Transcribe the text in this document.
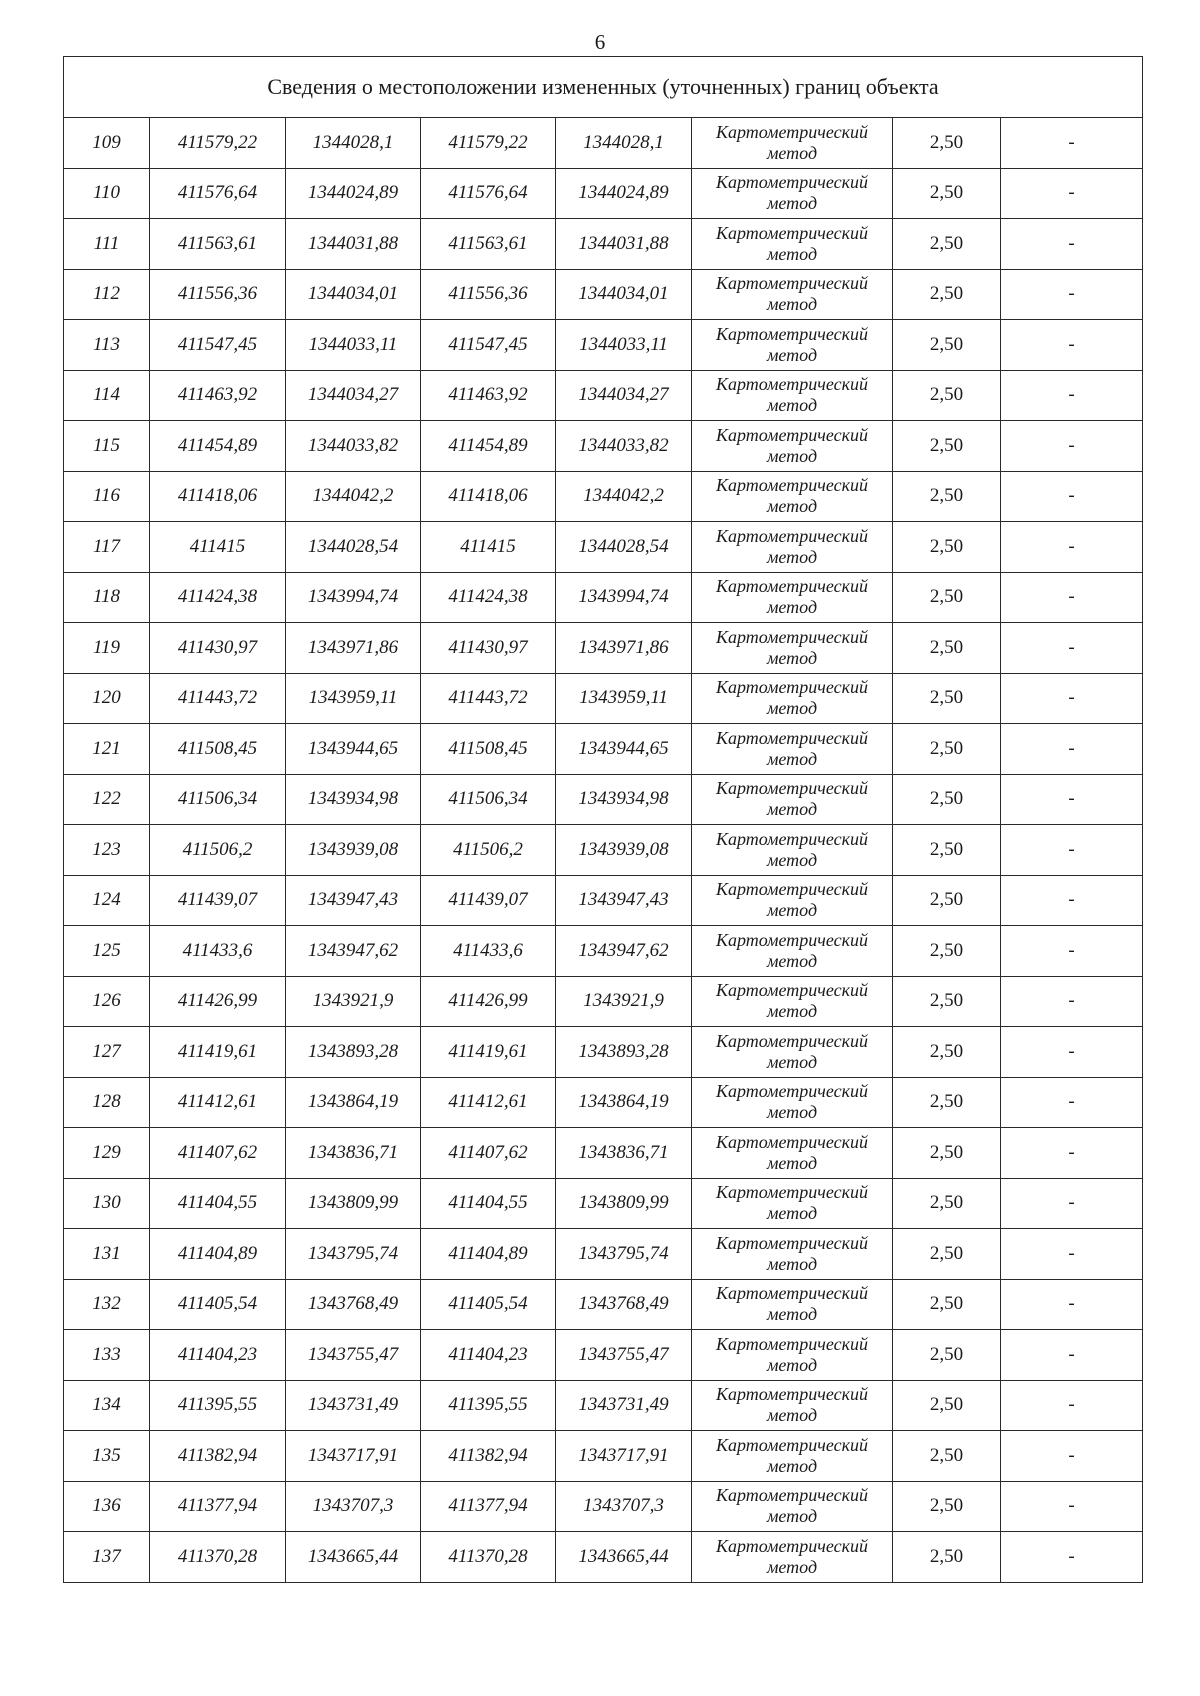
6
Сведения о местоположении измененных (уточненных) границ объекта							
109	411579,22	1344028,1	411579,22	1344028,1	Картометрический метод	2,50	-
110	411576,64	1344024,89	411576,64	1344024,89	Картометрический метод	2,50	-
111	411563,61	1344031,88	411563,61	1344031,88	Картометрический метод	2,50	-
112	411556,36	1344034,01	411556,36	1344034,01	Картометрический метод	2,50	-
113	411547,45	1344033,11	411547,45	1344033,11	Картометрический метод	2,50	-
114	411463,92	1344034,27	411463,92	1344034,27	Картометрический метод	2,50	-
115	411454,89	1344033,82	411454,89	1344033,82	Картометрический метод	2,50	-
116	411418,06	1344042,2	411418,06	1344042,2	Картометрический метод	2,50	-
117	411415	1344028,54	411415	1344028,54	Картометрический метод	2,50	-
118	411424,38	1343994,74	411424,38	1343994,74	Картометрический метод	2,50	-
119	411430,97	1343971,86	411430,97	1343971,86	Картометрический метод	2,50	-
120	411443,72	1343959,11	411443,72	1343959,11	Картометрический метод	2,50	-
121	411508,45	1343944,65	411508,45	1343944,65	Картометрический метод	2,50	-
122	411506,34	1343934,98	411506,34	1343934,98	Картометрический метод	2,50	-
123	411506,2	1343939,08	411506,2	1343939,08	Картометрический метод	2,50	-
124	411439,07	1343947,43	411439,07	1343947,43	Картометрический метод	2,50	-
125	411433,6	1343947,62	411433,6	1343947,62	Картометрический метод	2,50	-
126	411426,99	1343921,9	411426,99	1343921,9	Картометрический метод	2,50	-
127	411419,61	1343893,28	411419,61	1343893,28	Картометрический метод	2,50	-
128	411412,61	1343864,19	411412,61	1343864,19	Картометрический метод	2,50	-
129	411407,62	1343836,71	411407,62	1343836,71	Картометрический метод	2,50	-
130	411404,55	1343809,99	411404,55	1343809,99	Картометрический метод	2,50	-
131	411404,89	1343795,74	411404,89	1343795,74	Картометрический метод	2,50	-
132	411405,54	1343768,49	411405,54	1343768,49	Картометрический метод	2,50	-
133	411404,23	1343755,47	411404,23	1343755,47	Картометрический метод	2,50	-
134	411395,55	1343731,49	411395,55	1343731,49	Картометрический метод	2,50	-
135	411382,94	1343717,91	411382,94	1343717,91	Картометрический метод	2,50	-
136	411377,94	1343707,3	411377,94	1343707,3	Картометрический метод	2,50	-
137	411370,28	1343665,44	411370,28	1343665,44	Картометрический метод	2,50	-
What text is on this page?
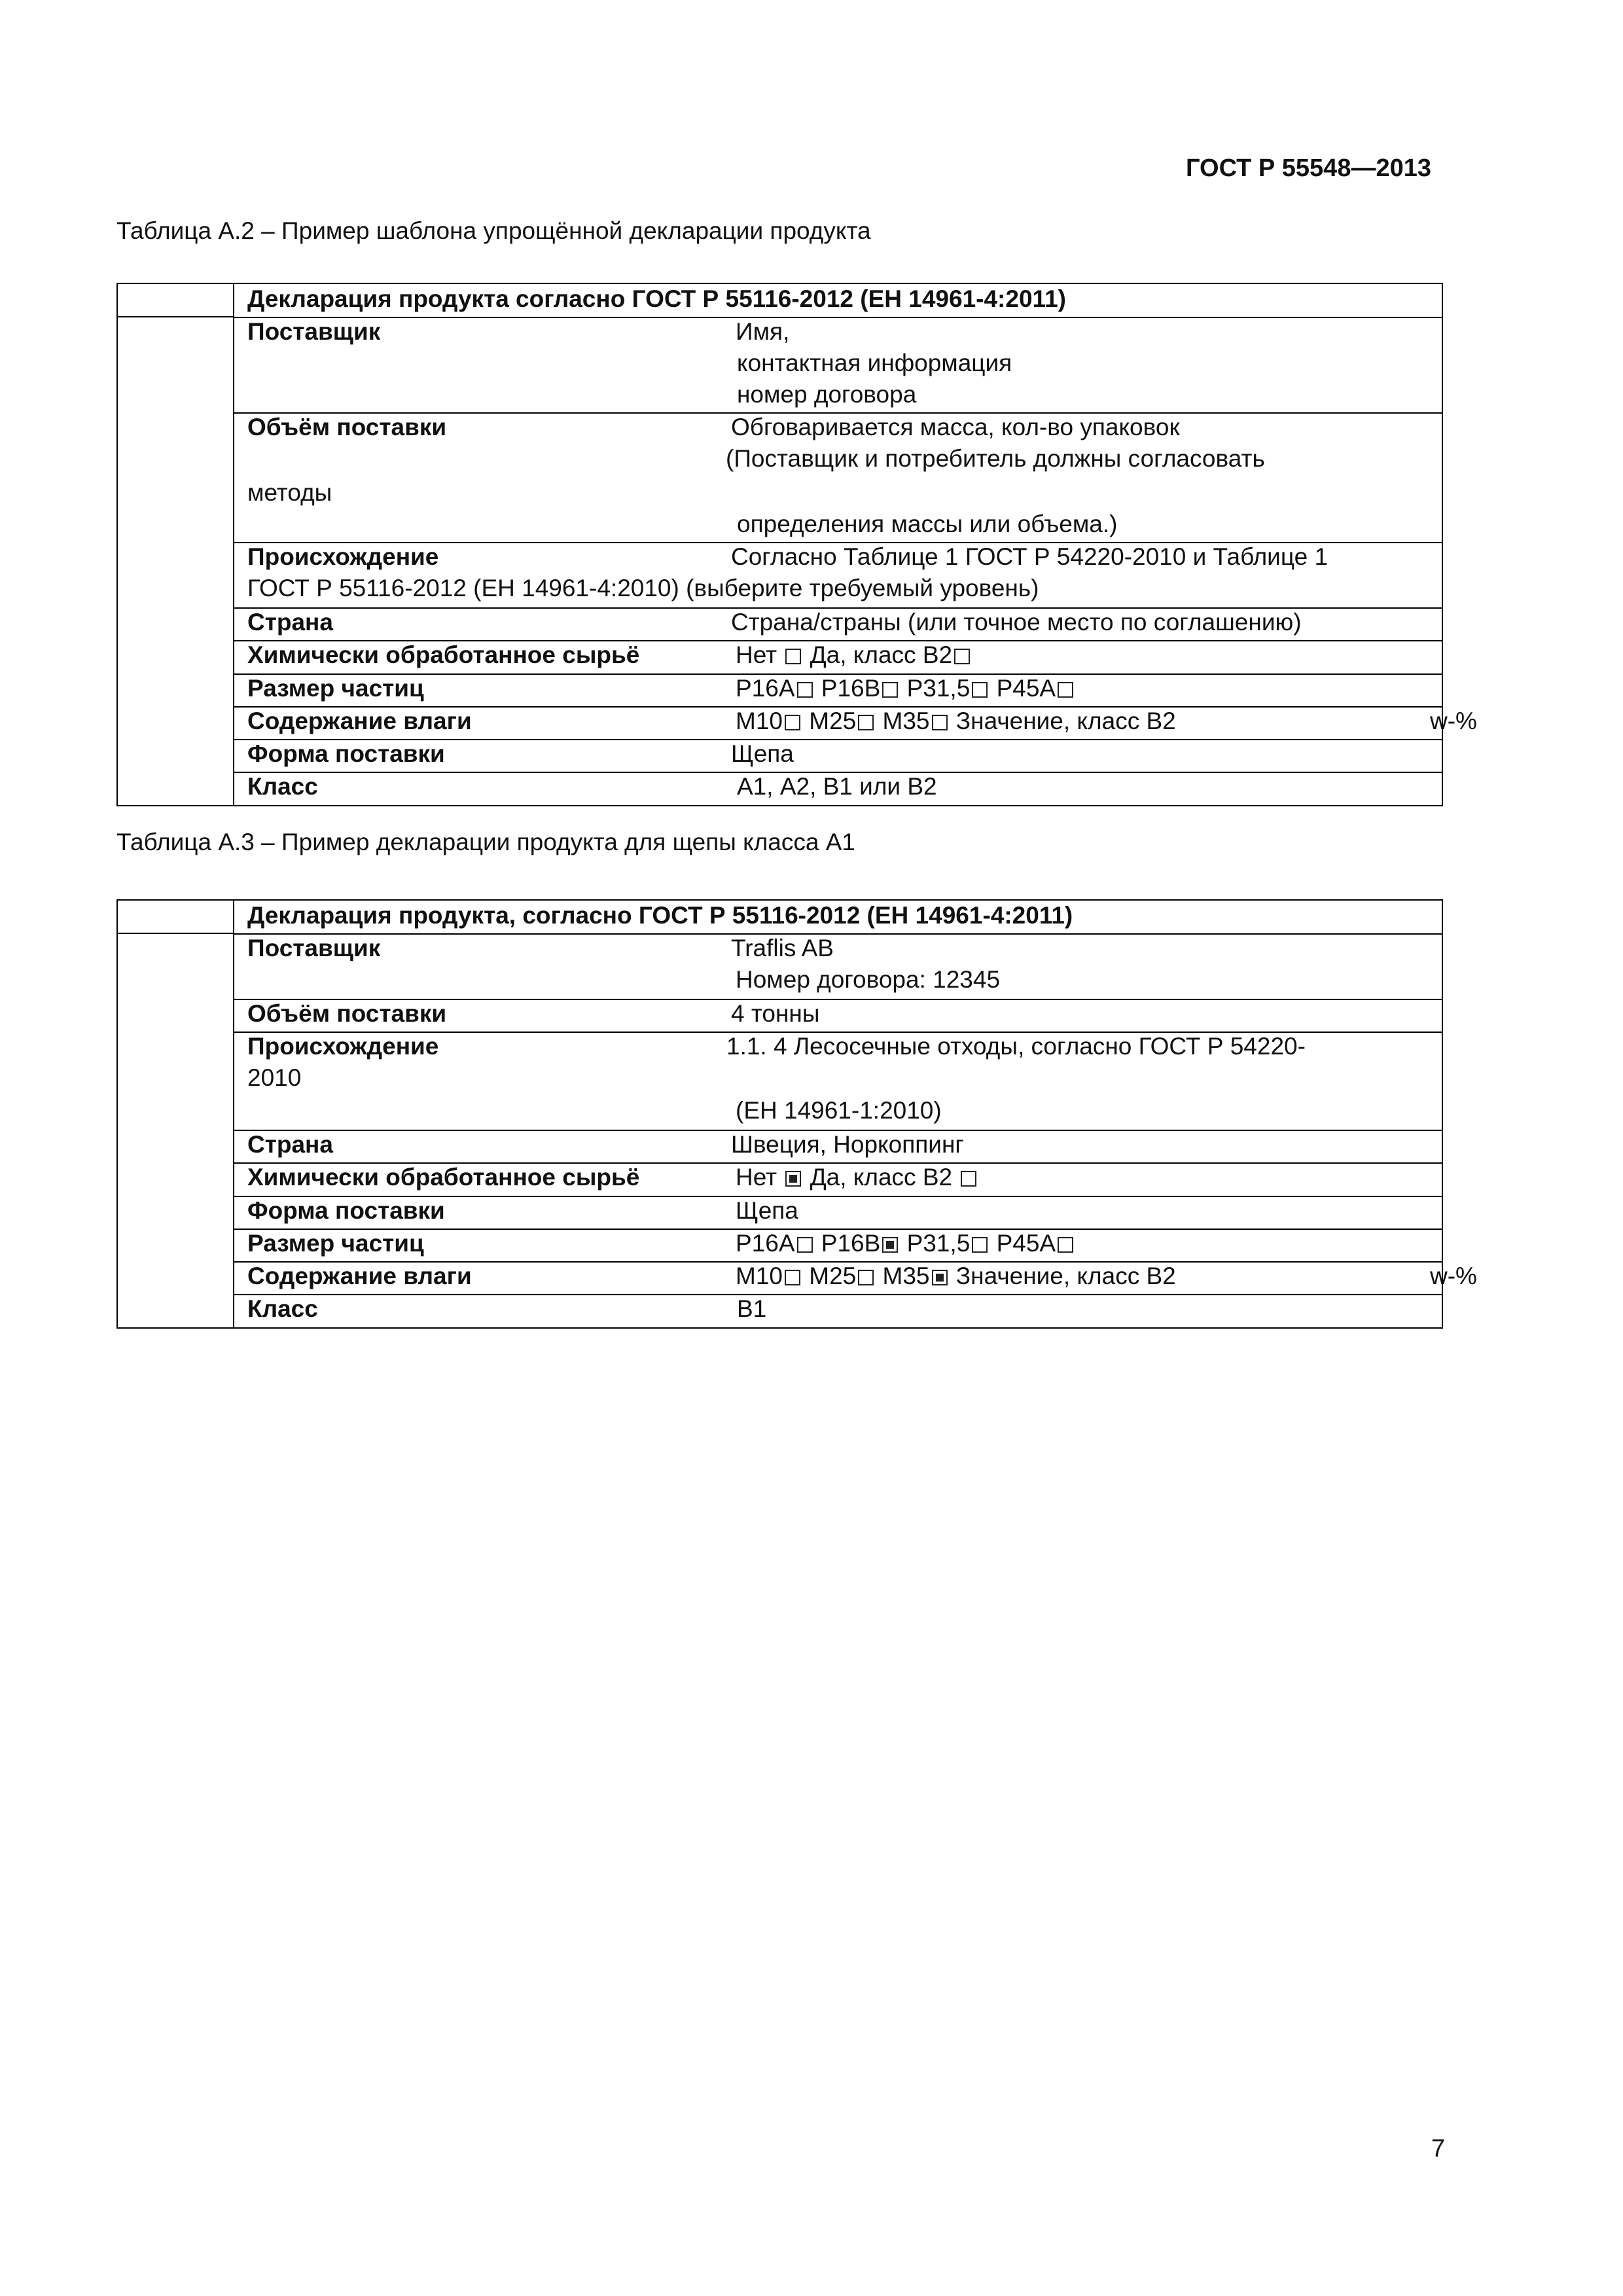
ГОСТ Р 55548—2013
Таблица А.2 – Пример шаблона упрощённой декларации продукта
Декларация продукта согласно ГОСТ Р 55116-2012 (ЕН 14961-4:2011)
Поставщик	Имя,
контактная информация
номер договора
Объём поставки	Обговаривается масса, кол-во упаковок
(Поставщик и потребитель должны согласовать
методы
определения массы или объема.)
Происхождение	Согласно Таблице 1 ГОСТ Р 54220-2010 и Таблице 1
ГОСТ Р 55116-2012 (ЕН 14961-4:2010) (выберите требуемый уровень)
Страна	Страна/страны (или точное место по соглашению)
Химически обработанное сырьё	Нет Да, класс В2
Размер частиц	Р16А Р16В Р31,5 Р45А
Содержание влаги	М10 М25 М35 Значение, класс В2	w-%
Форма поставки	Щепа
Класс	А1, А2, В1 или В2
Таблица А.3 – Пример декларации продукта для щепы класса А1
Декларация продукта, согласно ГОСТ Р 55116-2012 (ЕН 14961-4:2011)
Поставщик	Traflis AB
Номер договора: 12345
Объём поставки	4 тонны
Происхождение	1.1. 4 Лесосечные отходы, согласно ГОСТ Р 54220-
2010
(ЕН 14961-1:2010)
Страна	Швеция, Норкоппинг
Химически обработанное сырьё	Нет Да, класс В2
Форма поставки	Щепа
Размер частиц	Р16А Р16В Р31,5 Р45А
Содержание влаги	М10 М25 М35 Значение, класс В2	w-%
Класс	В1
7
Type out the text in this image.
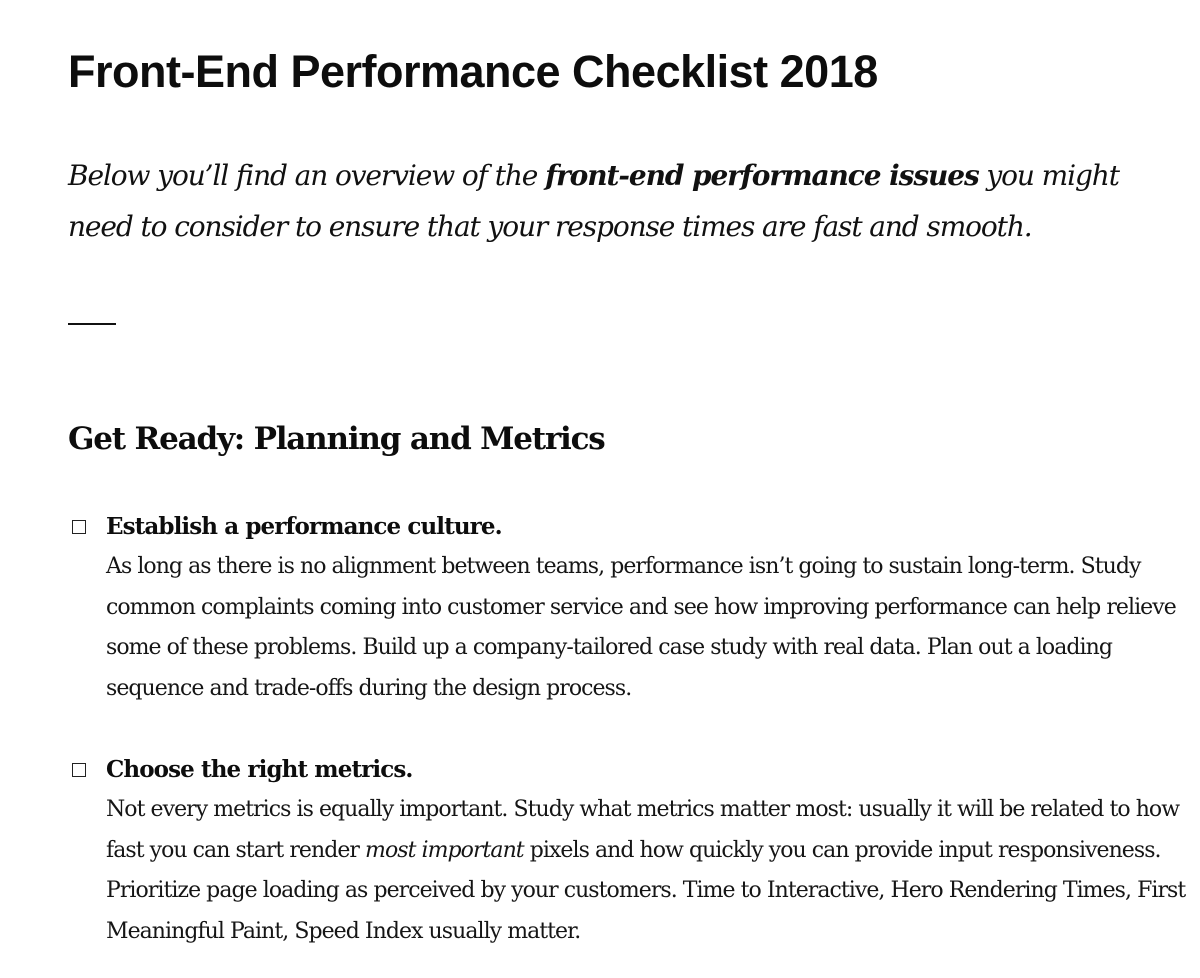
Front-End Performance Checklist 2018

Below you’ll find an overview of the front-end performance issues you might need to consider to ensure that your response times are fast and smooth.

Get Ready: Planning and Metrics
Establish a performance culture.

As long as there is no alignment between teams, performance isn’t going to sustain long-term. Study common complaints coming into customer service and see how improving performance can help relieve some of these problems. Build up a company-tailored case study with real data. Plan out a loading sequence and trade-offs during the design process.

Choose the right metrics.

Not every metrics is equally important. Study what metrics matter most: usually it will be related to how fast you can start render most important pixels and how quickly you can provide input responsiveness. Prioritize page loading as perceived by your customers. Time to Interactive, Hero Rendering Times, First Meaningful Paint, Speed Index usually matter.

##############################

Leave the pictures out, and transcribe each of the records exactly.

Transcribe the text in this document.
6
Сведения о местоположении измененных (уточненных) границ объекта							
109	411579,22	1344028,1	411579,22	1344028,1	Картометрический метод	2,50	-
110	411576,64	1344024,89	411576,64	1344024,89	Картометрический метод	2,50	-
111	411563,61	1344031,88	411563,61	1344031,88	Картометрический метод	2,50	-
112	411556,36	1344034,01	411556,36	1344034,01	Картометрический метод	2,50	-
113	411547,45	1344033,11	411547,45	1344033,11	Картометрический метод	2,50	-
114	411463,92	1344034,27	411463,92	1344034,27	Картометрический метод	2,50	-
115	411454,89	1344033,82	411454,89	1344033,82	Картометрический метод	2,50	-
116	411418,06	1344042,2	411418,06	1344042,2	Картометрический метод	2,50	-
117	411415	1344028,54	411415	1344028,54	Картометрический метод	2,50	-
118	411424,38	1343994,74	411424,38	1343994,74	Картометрический метод	2,50	-
119	411430,97	1343971,86	411430,97	1343971,86	Картометрический метод	2,50	-
120	411443,72	1343959,11	411443,72	1343959,11	Картометрический метод	2,50	-
121	411508,45	1343944,65	411508,45	1343944,65	Картометрический метод	2,50	-
122	411506,34	1343934,98	411506,34	1343934,98	Картометрический метод	2,50	-
123	411506,2	1343939,08	411506,2	1343939,08	Картометрический метод	2,50	-
124	411439,07	1343947,43	411439,07	1343947,43	Картометрический метод	2,50	-
125	411433,6	1343947,62	411433,6	1343947,62	Картометрический метод	2,50	-
126	411426,99	1343921,9	411426,99	1343921,9	Картометрический метод	2,50	-
127	411419,61	1343893,28	411419,61	1343893,28	Картометрический метод	2,50	-
128	411412,61	1343864,19	411412,61	1343864,19	Картометрический метод	2,50	-
129	411407,62	1343836,71	411407,62	1343836,71	Картометрический метод	2,50	-
130	411404,55	1343809,99	411404,55	1343809,99	Картометрический метод	2,50	-
131	411404,89	1343795,74	411404,89	1343795,74	Картометрический метод	2,50	-
132	411405,54	1343768,49	411405,54	1343768,49	Картометрический метод	2,50	-
133	411404,23	1343755,47	411404,23	1343755,47	Картометрический метод	2,50	-
134	411395,55	1343731,49	411395,55	1343731,49	Картометрический метод	2,50	-
135	411382,94	1343717,91	411382,94	1343717,91	Картометрический метод	2,50	-
136	411377,94	1343707,3	411377,94	1343707,3	Картометрический метод	2,50	-
137	411370,28	1343665,44	411370,28	1343665,44	Картометрический метод	2,50	-
What text is on this page?
ГОСТ Р 55548—2013
Таблица А.2 – Пример шаблона упрощённой декларации продукта
Декларация продукта согласно ГОСТ Р 55116-2012 (ЕН 14961-4:2011)
Поставщик	Имя,
контактная информация
номер договора
Объём поставки	Обговаривается масса, кол-во упаковок
(Поставщик и потребитель должны согласовать
методы
определения массы или объема.)
Происхождение	Согласно Таблице 1 ГОСТ Р 54220-2010 и Таблице 1
ГОСТ Р 55116-2012 (ЕН 14961-4:2010) (выберите требуемый уровень)
Страна	Страна/страны (или точное место по соглашению)
Химически обработанное сырьё	Нет Да, класс В2
Размер частиц	Р16А Р16В Р31,5 Р45А
Содержание влаги	М10 М25 М35 Значение, класс В2	w-%
Форма поставки	Щепа
Класс	А1, А2, В1 или В2
Таблица А.3 – Пример декларации продукта для щепы класса А1
Декларация продукта, согласно ГОСТ Р 55116-2012 (ЕН 14961-4:2011)
Поставщик	Traflis AB
Номер договора: 12345
Объём поставки	4 тонны
Происхождение	1.1. 4 Лесосечные отходы, согласно ГОСТ Р 54220-
2010
(ЕН 14961-1:2010)
Страна	Швеция, Норкоппинг
Химически обработанное сырьё	Нет Да, класс В2
Форма поставки	Щепа
Размер частиц	Р16А Р16В Р31,5 Р45А
Содержание влаги	М10 М25 М35 Значение, класс В2	w-%
Класс	В1
7
Type out the text in this image.
Front-End Performance Checklist 2018

Below you’ll find an overview of the front-end performance issues you might need to consider to ensure that your response times are fast and smooth.

Get Ready: Planning and Metrics
Establish a performance culture.

As long as there is no alignment between teams, performance isn’t going to sustain long-term. Study common complaints coming into customer service and see how improving performance can help relieve some of these problems. Build up a company-tailored case study with real data. Plan out a loading sequence and trade-offs during the design process.

Choose the right metrics.

Not every metrics is equally important. Study what metrics matter most: usually it will be related to how fast you can start render most important pixels and how quickly you can provide input responsiveness. Prioritize page loading as perceived by your customers. Time to Interactive, Hero Rendering Times, First Meaningful Paint, Speed Index usually matter.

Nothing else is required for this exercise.